Stated task
Reproduce the lines of the material exactly, excluding every image.

(Collected data)
[start]

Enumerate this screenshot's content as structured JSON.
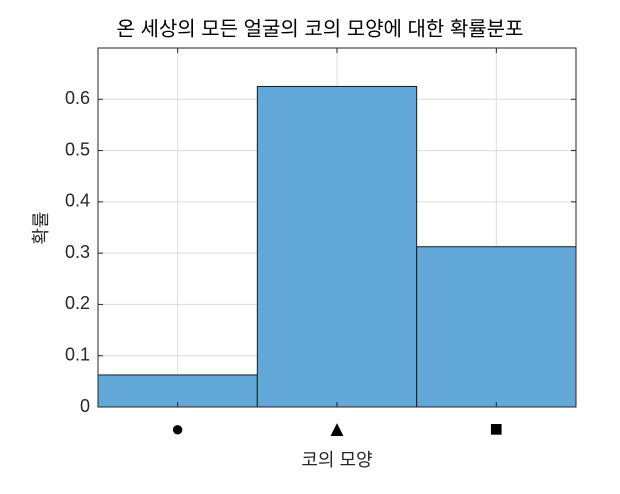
{
  "chart_data": {
    "type": "bar",
    "title": "온 세상의 모든 얼굴의 코의 모양에 대한 확률분포",
    "x_label": "코의 모양",
    "y_label": "확률",
    "categories": [
      "●",
      "▲",
      "■"
    ],
    "values": [
      0.0625,
      0.625,
      0.3125
    ],
    "color": "#62a8d8",
    "ylim": [
      0,
      0.7
    ],
    "yticks": [
      0,
      0.1,
      0.2,
      0.3,
      0.4,
      0.5,
      0.6
    ],
    "grid": true
  }
}
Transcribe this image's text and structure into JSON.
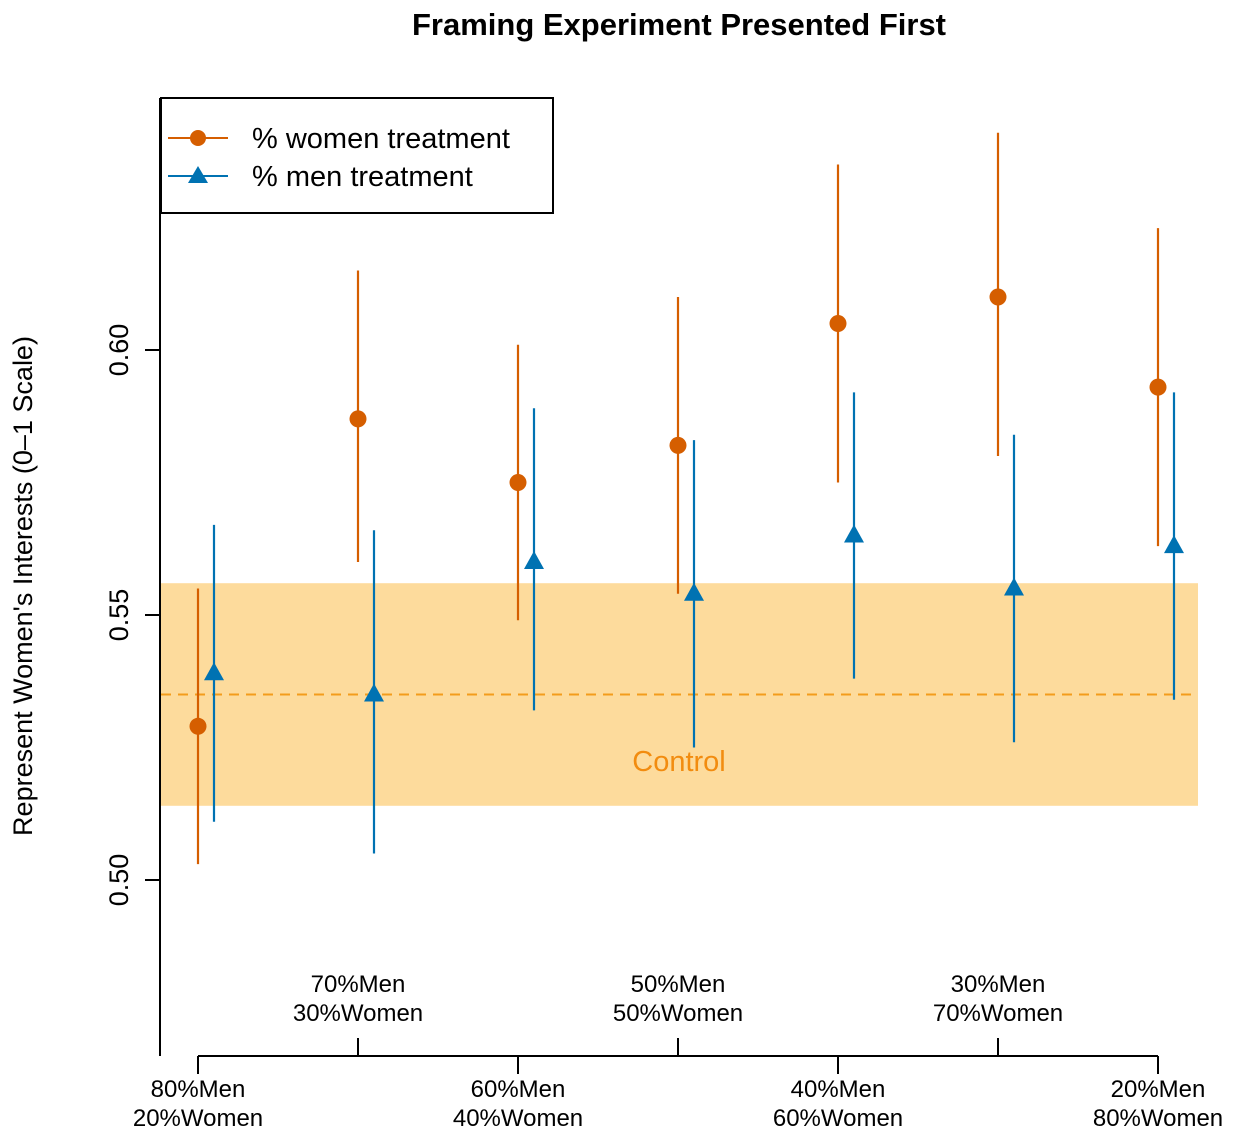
{
  "chart_data": {
    "type": "scatter",
    "title": "Framing Experiment Presented First",
    "ylabel": "Represent Women's Interests (0–1 Scale)",
    "xlabel": "",
    "ylim": [
      0.466,
      0.646
    ],
    "yticks": [
      "0.50",
      "0.55",
      "0.60"
    ],
    "ytick_values": [
      0.5,
      0.55,
      0.6
    ],
    "categories": [
      [
        "80%Men",
        "20%Women"
      ],
      [
        "70%Men",
        "30%Women"
      ],
      [
        "60%Men",
        "40%Women"
      ],
      [
        "50%Men",
        "50%Women"
      ],
      [
        "40%Men",
        "60%Women"
      ],
      [
        "30%Men",
        "70%Women"
      ],
      [
        "20%Men",
        "80%Women"
      ]
    ],
    "series": [
      {
        "name": "% women treatment",
        "color": "#d55e00",
        "marker": "circle",
        "values": [
          0.529,
          0.587,
          0.575,
          0.582,
          0.605,
          0.61,
          0.593
        ],
        "lower": [
          0.503,
          0.56,
          0.549,
          0.554,
          0.575,
          0.58,
          0.563
        ],
        "upper": [
          0.555,
          0.615,
          0.601,
          0.61,
          0.635,
          0.641,
          0.623
        ]
      },
      {
        "name": "% men treatment",
        "color": "#0072b2",
        "marker": "triangle",
        "values": [
          0.539,
          0.535,
          0.56,
          0.554,
          0.565,
          0.555,
          0.563
        ],
        "lower": [
          0.511,
          0.505,
          0.532,
          0.525,
          0.538,
          0.526,
          0.534
        ],
        "upper": [
          0.567,
          0.566,
          0.589,
          0.583,
          0.592,
          0.584,
          0.592
        ]
      }
    ],
    "control": {
      "label": "Control",
      "mean": 0.535,
      "lower": 0.514,
      "upper": 0.556,
      "band_color": "#fddb9c",
      "line_color": "#f39c1c",
      "label_color": "#f28c0f"
    },
    "legend": {
      "position": "top-left"
    },
    "grid": false
  }
}
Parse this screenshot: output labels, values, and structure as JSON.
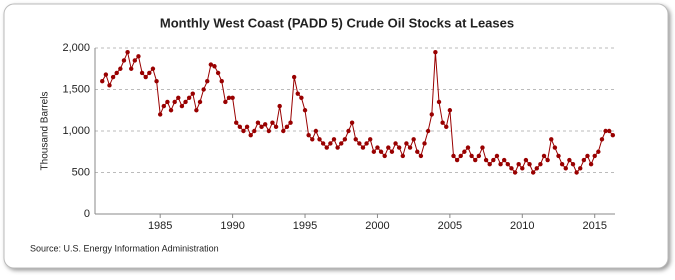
{
  "chart_data": {
    "type": "line",
    "title": "Monthly West Coast (PADD 5) Crude Oil Stocks at Leases",
    "y_label": "Thousand Barrels",
    "source": "Source: U.S. Energy Information Administration",
    "x": [
      1981,
      1981.25,
      1981.5,
      1981.75,
      1982,
      1982.25,
      1982.5,
      1982.75,
      1983,
      1983.25,
      1983.5,
      1983.75,
      1984,
      1984.25,
      1984.5,
      1984.75,
      1985,
      1985.25,
      1985.5,
      1985.75,
      1986,
      1986.25,
      1986.5,
      1986.75,
      1987,
      1987.25,
      1987.5,
      1987.75,
      1988,
      1988.25,
      1988.5,
      1988.75,
      1989,
      1989.25,
      1989.5,
      1989.75,
      1990,
      1990.25,
      1990.5,
      1990.75,
      1991,
      1991.25,
      1991.5,
      1991.75,
      1992,
      1992.25,
      1992.5,
      1992.75,
      1993,
      1993.25,
      1993.5,
      1993.75,
      1994,
      1994.25,
      1994.5,
      1994.75,
      1995,
      1995.25,
      1995.5,
      1995.75,
      1996,
      1996.25,
      1996.5,
      1996.75,
      1997,
      1997.25,
      1997.5,
      1997.75,
      1998,
      1998.25,
      1998.5,
      1998.75,
      1999,
      1999.25,
      1999.5,
      1999.75,
      2000,
      2000.25,
      2000.5,
      2000.75,
      2001,
      2001.25,
      2001.5,
      2001.75,
      2002,
      2002.25,
      2002.5,
      2002.75,
      2003,
      2003.25,
      2003.5,
      2003.75,
      2004,
      2004.25,
      2004.5,
      2004.75,
      2005,
      2005.25,
      2005.5,
      2005.75,
      2006,
      2006.25,
      2006.5,
      2006.75,
      2007,
      2007.25,
      2007.5,
      2007.75,
      2008,
      2008.25,
      2008.5,
      2008.75,
      2009,
      2009.25,
      2009.5,
      2009.75,
      2010,
      2010.25,
      2010.5,
      2010.75,
      2011,
      2011.25,
      2011.5,
      2011.75,
      2012,
      2012.25,
      2012.5,
      2012.75,
      2013,
      2013.25,
      2013.5,
      2013.75,
      2014,
      2014.25,
      2014.5,
      2014.75,
      2015,
      2015.25,
      2015.5,
      2015.75,
      2016,
      2016.25
    ],
    "series": [
      {
        "name": "West Coast Crude Oil Stocks at Leases",
        "color": "#990000",
        "values": [
          1600,
          1680,
          1550,
          1650,
          1700,
          1750,
          1850,
          1950,
          1750,
          1850,
          1900,
          1700,
          1650,
          1700,
          1750,
          1600,
          1200,
          1300,
          1350,
          1250,
          1350,
          1400,
          1300,
          1350,
          1400,
          1450,
          1250,
          1350,
          1500,
          1600,
          1800,
          1780,
          1700,
          1600,
          1350,
          1400,
          1400,
          1100,
          1050,
          1000,
          1050,
          950,
          1000,
          1100,
          1050,
          1080,
          1000,
          1100,
          1050,
          1300,
          1000,
          1050,
          1100,
          1650,
          1450,
          1400,
          1250,
          950,
          900,
          1000,
          900,
          850,
          800,
          850,
          900,
          800,
          850,
          900,
          1000,
          1100,
          900,
          850,
          800,
          850,
          900,
          750,
          800,
          750,
          700,
          800,
          750,
          850,
          800,
          700,
          850,
          800,
          900,
          750,
          700,
          850,
          1000,
          1200,
          1950,
          1350,
          1100,
          1050,
          1250,
          700,
          650,
          700,
          750,
          800,
          700,
          650,
          700,
          800,
          650,
          600,
          650,
          700,
          600,
          650,
          600,
          550,
          500,
          600,
          550,
          650,
          600,
          500,
          550,
          600,
          700,
          650,
          900,
          800,
          700,
          600,
          550,
          650,
          600,
          500,
          550,
          650,
          700,
          600,
          700,
          750,
          900,
          1000,
          1000,
          950
        ]
      }
    ],
    "xlim": [
      1980.5,
      2016.4
    ],
    "xticks": [
      1985,
      1990,
      1995,
      2000,
      2005,
      2010,
      2015
    ],
    "ylim": [
      0,
      2000
    ],
    "yticks": [
      0,
      500,
      {
        "value": 1000,
        "label": "1,000"
      },
      {
        "value": 1500,
        "label": "1,500"
      },
      {
        "value": 2000,
        "label": "2,000"
      }
    ],
    "grid": true
  }
}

[end]

Reply
Enumerate this screenshot's content as structured JSON.
{
  "chart_data": {
    "type": "bar",
    "title": "온 세상의 모든 얼굴의 코의 모양에 대한 확률분포",
    "x_label": "코의 모양",
    "y_label": "확률",
    "categories": [
      "●",
      "▲",
      "■"
    ],
    "values": [
      0.0625,
      0.625,
      0.3125
    ],
    "color": "#62a8d8",
    "ylim": [
      0,
      0.7
    ],
    "yticks": [
      0,
      0.1,
      0.2,
      0.3,
      0.4,
      0.5,
      0.6
    ],
    "grid": true
  }
}
Transcribe this image's text and structure into JSON.
{
  "chart_data": {
    "type": "scatter",
    "title": "Framing Experiment Presented First",
    "ylabel": "Represent Women's Interests (0–1 Scale)",
    "xlabel": "",
    "ylim": [
      0.466,
      0.646
    ],
    "yticks": [
      "0.50",
      "0.55",
      "0.60"
    ],
    "ytick_values": [
      0.5,
      0.55,
      0.6
    ],
    "categories": [
      [
        "80%Men",
        "20%Women"
      ],
      [
        "70%Men",
        "30%Women"
      ],
      [
        "60%Men",
        "40%Women"
      ],
      [
        "50%Men",
        "50%Women"
      ],
      [
        "40%Men",
        "60%Women"
      ],
      [
        "30%Men",
        "70%Women"
      ],
      [
        "20%Men",
        "80%Women"
      ]
    ],
    "series": [
      {
        "name": "% women treatment",
        "color": "#d55e00",
        "marker": "circle",
        "values": [
          0.529,
          0.587,
          0.575,
          0.582,
          0.605,
          0.61,
          0.593
        ],
        "lower": [
          0.503,
          0.56,
          0.549,
          0.554,
          0.575,
          0.58,
          0.563
        ],
        "upper": [
          0.555,
          0.615,
          0.601,
          0.61,
          0.635,
          0.641,
          0.623
        ]
      },
      {
        "name": "% men treatment",
        "color": "#0072b2",
        "marker": "triangle",
        "values": [
          0.539,
          0.535,
          0.56,
          0.554,
          0.565,
          0.555,
          0.563
        ],
        "lower": [
          0.511,
          0.505,
          0.532,
          0.525,
          0.538,
          0.526,
          0.534
        ],
        "upper": [
          0.567,
          0.566,
          0.589,
          0.583,
          0.592,
          0.584,
          0.592
        ]
      }
    ],
    "control": {
      "label": "Control",
      "mean": 0.535,
      "lower": 0.514,
      "upper": 0.556,
      "band_color": "#fddb9c",
      "line_color": "#f39c1c",
      "label_color": "#f28c0f"
    },
    "legend": {
      "position": "top-left"
    },
    "grid": false
  }
}
Parse this screenshot: output labels, values, and structure as JSON.
{
  "chart_data": {
    "type": "line",
    "title": "Monthly West Coast (PADD 5) Crude Oil Stocks at Leases",
    "y_label": "Thousand Barrels",
    "source": "Source: U.S. Energy Information Administration",
    "x": [
      1981,
      1981.25,
      1981.5,
      1981.75,
      1982,
      1982.25,
      1982.5,
      1982.75,
      1983,
      1983.25,
      1983.5,
      1983.75,
      1984,
      1984.25,
      1984.5,
      1984.75,
      1985,
      1985.25,
      1985.5,
      1985.75,
      1986,
      1986.25,
      1986.5,
      1986.75,
      1987,
      1987.25,
      1987.5,
      1987.75,
      1988,
      1988.25,
      1988.5,
      1988.75,
      1989,
      1989.25,
      1989.5,
      1989.75,
      1990,
      1990.25,
      1990.5,
      1990.75,
      1991,
      1991.25,
      1991.5,
      1991.75,
      1992,
      1992.25,
      1992.5,
      1992.75,
      1993,
      1993.25,
      1993.5,
      1993.75,
      1994,
      1994.25,
      1994.5,
      1994.75,
      1995,
      1995.25,
      1995.5,
      1995.75,
      1996,
      1996.25,
      1996.5,
      1996.75,
      1997,
      1997.25,
      1997.5,
      1997.75,
      1998,
      1998.25,
      1998.5,
      1998.75,
      1999,
      1999.25,
      1999.5,
      1999.75,
      2000,
      2000.25,
      2000.5,
      2000.75,
      2001,
      2001.25,
      2001.5,
      2001.75,
      2002,
      2002.25,
      2002.5,
      2002.75,
      2003,
      2003.25,
      2003.5,
      2003.75,
      2004,
      2004.25,
      2004.5,
      2004.75,
      2005,
      2005.25,
      2005.5,
      2005.75,
      2006,
      2006.25,
      2006.5,
      2006.75,
      2007,
      2007.25,
      2007.5,
      2007.75,
      2008,
      2008.25,
      2008.5,
      2008.75,
      2009,
      2009.25,
      2009.5,
      2009.75,
      2010,
      2010.25,
      2010.5,
      2010.75,
      2011,
      2011.25,
      2011.5,
      2011.75,
      2012,
      2012.25,
      2012.5,
      2012.75,
      2013,
      2013.25,
      2013.5,
      2013.75,
      2014,
      2014.25,
      2014.5,
      2014.75,
      2015,
      2015.25,
      2015.5,
      2015.75,
      2016,
      2016.25
    ],
    "series": [
      {
        "name": "West Coast Crude Oil Stocks at Leases",
        "color": "#990000",
        "values": [
          1600,
          1680,
          1550,
          1650,
          1700,
          1750,
          1850,
          1950,
          1750,
          1850,
          1900,
          1700,
          1650,
          1700,
          1750,
          1600,
          1200,
          1300,
          1350,
          1250,
          1350,
          1400,
          1300,
          1350,
          1400,
          1450,
          1250,
          1350,
          1500,
          1600,
          1800,
          1780,
          1700,
          1600,
          1350,
          1400,
          1400,
          1100,
          1050,
          1000,
          1050,
          950,
          1000,
          1100,
          1050,
          1080,
          1000,
          1100,
          1050,
          1300,
          1000,
          1050,
          1100,
          1650,
          1450,
          1400,
          1250,
          950,
          900,
          1000,
          900,
          850,
          800,
          850,
          900,
          800,
          850,
          900,
          1000,
          1100,
          900,
          850,
          800,
          850,
          900,
          750,
          800,
          750,
          700,
          800,
          750,
          850,
          800,
          700,
          850,
          800,
          900,
          750,
          700,
          850,
          1000,
          1200,
          1950,
          1350,
          1100,
          1050,
          1250,
          700,
          650,
          700,
          750,
          800,
          700,
          650,
          700,
          800,
          650,
          600,
          650,
          700,
          600,
          650,
          600,
          550,
          500,
          600,
          550,
          650,
          600,
          500,
          550,
          600,
          700,
          650,
          900,
          800,
          700,
          600,
          550,
          650,
          600,
          500,
          550,
          650,
          700,
          600,
          700,
          750,
          900,
          1000,
          1000,
          950
        ]
      }
    ],
    "xlim": [
      1980.5,
      2016.4
    ],
    "xticks": [
      1985,
      1990,
      1995,
      2000,
      2005,
      2010,
      2015
    ],
    "ylim": [
      0,
      2000
    ],
    "yticks": [
      0,
      500,
      {
        "value": 1000,
        "label": "1,000"
      },
      {
        "value": 1500,
        "label": "1,500"
      },
      {
        "value": 2000,
        "label": "2,000"
      }
    ],
    "grid": true
  }
}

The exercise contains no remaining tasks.